Read the listing and extract each line that includes the word "type".

● **Extracted material**
------------------------

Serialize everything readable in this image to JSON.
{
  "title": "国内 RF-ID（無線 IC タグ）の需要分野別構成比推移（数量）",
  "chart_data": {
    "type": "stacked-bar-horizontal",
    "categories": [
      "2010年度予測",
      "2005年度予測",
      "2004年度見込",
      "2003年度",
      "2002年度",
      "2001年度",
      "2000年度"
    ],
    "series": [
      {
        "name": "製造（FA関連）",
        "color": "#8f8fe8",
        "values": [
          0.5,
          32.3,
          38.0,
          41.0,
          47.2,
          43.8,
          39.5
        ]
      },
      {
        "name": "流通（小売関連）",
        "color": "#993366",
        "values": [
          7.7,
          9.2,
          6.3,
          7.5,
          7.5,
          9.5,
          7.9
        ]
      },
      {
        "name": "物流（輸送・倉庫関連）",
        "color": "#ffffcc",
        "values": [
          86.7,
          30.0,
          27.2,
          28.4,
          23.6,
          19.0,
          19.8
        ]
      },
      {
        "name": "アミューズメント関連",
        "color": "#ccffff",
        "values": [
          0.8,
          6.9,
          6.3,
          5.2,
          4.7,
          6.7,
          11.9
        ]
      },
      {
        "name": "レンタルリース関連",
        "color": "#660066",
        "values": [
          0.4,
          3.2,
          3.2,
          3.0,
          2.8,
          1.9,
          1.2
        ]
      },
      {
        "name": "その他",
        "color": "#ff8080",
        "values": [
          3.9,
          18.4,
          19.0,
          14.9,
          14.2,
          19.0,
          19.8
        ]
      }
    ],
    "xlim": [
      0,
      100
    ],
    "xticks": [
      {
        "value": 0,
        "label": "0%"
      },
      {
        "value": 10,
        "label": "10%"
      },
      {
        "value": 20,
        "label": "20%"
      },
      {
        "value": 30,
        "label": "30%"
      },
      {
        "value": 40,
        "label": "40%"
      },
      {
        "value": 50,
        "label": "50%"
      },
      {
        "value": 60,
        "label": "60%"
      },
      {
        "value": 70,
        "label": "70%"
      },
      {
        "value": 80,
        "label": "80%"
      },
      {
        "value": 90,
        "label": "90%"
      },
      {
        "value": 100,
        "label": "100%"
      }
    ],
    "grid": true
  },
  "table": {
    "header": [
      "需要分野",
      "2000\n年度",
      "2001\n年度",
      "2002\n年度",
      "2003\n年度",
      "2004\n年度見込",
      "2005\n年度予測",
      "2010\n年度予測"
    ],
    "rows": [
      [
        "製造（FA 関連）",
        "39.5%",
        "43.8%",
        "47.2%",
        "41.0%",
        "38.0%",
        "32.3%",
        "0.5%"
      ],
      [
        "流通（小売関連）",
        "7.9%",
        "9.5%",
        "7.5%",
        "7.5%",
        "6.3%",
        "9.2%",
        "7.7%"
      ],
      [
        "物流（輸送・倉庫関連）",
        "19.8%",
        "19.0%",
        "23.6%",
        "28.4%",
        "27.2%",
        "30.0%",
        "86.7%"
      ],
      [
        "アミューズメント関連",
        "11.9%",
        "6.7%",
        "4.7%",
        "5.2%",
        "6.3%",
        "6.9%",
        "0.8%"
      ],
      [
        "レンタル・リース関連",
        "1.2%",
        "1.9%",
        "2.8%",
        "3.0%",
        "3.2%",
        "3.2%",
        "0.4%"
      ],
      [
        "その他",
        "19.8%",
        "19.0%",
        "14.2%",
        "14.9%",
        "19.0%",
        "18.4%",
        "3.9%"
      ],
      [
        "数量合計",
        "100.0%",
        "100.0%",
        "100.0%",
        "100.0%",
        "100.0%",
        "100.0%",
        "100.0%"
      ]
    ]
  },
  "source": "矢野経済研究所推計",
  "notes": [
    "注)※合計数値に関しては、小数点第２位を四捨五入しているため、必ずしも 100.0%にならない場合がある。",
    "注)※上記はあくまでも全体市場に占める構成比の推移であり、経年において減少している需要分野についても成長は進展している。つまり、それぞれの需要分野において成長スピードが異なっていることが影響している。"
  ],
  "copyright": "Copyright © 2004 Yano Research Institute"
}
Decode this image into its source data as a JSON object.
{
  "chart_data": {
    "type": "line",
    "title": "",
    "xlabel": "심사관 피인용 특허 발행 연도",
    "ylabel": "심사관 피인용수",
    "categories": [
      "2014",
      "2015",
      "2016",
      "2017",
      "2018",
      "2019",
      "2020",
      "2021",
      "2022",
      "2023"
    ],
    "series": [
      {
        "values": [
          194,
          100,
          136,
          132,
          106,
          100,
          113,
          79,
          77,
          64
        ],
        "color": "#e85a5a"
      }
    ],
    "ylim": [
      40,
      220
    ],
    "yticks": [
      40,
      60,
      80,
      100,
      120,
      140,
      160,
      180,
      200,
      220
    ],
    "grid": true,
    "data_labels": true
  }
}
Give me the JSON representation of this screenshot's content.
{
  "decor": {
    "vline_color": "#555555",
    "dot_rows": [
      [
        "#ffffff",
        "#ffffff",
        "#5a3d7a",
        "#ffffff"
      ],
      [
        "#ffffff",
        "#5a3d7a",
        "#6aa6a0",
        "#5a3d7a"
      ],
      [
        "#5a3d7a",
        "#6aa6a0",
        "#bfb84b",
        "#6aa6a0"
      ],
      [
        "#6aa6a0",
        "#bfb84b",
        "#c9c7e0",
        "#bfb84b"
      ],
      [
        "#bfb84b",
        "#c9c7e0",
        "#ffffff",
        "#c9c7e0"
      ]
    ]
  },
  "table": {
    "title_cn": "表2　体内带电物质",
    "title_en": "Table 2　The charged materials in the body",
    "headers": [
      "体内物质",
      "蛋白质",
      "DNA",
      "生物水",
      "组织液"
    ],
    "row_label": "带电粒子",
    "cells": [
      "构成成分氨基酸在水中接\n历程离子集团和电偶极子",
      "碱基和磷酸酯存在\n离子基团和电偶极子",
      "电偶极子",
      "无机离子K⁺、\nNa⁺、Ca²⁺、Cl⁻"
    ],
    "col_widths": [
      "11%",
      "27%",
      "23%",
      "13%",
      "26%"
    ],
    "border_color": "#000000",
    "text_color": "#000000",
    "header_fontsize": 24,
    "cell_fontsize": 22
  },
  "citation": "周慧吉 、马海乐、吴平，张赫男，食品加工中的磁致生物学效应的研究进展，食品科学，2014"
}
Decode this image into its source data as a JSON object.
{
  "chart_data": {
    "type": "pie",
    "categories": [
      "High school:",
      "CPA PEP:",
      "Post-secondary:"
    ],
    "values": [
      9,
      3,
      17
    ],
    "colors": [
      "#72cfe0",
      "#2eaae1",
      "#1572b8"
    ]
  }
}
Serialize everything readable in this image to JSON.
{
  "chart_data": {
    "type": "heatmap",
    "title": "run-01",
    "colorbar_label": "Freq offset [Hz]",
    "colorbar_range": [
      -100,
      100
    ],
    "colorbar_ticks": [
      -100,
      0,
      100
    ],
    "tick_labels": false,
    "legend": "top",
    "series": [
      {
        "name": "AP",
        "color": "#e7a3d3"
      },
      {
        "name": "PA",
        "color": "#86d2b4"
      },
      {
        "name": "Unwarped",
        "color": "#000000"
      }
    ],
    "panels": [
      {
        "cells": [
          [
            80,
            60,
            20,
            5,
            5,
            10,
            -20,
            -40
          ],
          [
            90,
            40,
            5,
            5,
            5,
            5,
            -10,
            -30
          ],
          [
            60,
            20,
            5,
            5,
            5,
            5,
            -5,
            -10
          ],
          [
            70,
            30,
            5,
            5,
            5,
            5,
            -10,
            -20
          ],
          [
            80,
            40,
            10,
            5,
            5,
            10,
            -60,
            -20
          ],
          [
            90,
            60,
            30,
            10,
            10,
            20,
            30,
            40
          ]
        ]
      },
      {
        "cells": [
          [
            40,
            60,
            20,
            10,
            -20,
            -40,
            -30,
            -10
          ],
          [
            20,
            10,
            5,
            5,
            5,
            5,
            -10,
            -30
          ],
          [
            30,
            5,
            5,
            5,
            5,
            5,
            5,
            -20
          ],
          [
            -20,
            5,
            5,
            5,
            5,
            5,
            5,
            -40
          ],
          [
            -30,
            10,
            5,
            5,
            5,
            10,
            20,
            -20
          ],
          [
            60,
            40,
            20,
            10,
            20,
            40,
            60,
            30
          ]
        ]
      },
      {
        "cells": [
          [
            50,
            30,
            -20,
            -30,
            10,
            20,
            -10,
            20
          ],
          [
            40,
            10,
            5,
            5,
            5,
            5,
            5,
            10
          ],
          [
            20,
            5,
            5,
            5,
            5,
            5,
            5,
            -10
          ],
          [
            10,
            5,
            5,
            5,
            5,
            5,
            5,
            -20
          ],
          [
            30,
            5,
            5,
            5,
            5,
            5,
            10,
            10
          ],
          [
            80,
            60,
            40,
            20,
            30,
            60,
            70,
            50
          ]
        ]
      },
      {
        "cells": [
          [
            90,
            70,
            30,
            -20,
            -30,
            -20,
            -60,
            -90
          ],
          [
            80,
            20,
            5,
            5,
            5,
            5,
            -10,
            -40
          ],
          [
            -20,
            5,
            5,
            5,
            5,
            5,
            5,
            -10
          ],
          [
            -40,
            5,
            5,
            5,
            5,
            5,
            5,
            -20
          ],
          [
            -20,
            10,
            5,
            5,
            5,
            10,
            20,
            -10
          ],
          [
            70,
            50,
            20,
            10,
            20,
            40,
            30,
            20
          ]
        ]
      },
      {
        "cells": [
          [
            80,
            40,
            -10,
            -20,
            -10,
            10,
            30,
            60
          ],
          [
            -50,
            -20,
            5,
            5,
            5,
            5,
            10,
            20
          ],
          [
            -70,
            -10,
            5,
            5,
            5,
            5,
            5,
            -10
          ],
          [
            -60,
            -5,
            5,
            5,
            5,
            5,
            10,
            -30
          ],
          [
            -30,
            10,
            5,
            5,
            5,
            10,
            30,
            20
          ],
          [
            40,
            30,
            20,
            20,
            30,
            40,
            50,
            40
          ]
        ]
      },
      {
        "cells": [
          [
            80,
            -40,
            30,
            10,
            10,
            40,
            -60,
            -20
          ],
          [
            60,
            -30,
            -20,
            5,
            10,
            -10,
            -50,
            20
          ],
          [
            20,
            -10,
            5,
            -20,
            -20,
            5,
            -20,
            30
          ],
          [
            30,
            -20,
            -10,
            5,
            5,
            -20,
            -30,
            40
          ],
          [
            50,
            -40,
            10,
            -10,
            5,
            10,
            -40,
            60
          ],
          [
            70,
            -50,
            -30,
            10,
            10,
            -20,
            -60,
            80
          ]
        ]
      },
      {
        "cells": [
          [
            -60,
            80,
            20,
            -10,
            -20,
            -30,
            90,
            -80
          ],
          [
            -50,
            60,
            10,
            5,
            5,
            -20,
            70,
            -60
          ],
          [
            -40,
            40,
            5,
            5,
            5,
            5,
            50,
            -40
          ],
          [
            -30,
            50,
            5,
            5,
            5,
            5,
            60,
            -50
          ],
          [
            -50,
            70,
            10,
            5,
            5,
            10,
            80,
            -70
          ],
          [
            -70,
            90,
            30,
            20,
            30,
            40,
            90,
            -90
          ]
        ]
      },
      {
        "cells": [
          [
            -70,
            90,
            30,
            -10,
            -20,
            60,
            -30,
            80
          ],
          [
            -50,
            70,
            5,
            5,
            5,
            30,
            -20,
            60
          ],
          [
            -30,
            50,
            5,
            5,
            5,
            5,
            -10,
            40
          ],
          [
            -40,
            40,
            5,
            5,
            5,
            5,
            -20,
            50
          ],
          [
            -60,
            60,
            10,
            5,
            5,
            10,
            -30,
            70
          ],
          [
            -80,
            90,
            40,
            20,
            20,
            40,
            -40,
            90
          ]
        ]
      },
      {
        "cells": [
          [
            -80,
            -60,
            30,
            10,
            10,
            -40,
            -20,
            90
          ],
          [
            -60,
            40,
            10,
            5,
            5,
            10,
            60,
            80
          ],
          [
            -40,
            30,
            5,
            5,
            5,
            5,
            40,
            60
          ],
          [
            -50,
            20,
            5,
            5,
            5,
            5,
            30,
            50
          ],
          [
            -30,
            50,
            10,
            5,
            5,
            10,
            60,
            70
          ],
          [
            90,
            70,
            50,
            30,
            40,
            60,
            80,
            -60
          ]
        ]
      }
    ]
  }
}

------------------------

● **The output**
    "type": "stacked-bar-horizontal",
    "type": "line",
    "type": "pie",
    "type": "heatmap",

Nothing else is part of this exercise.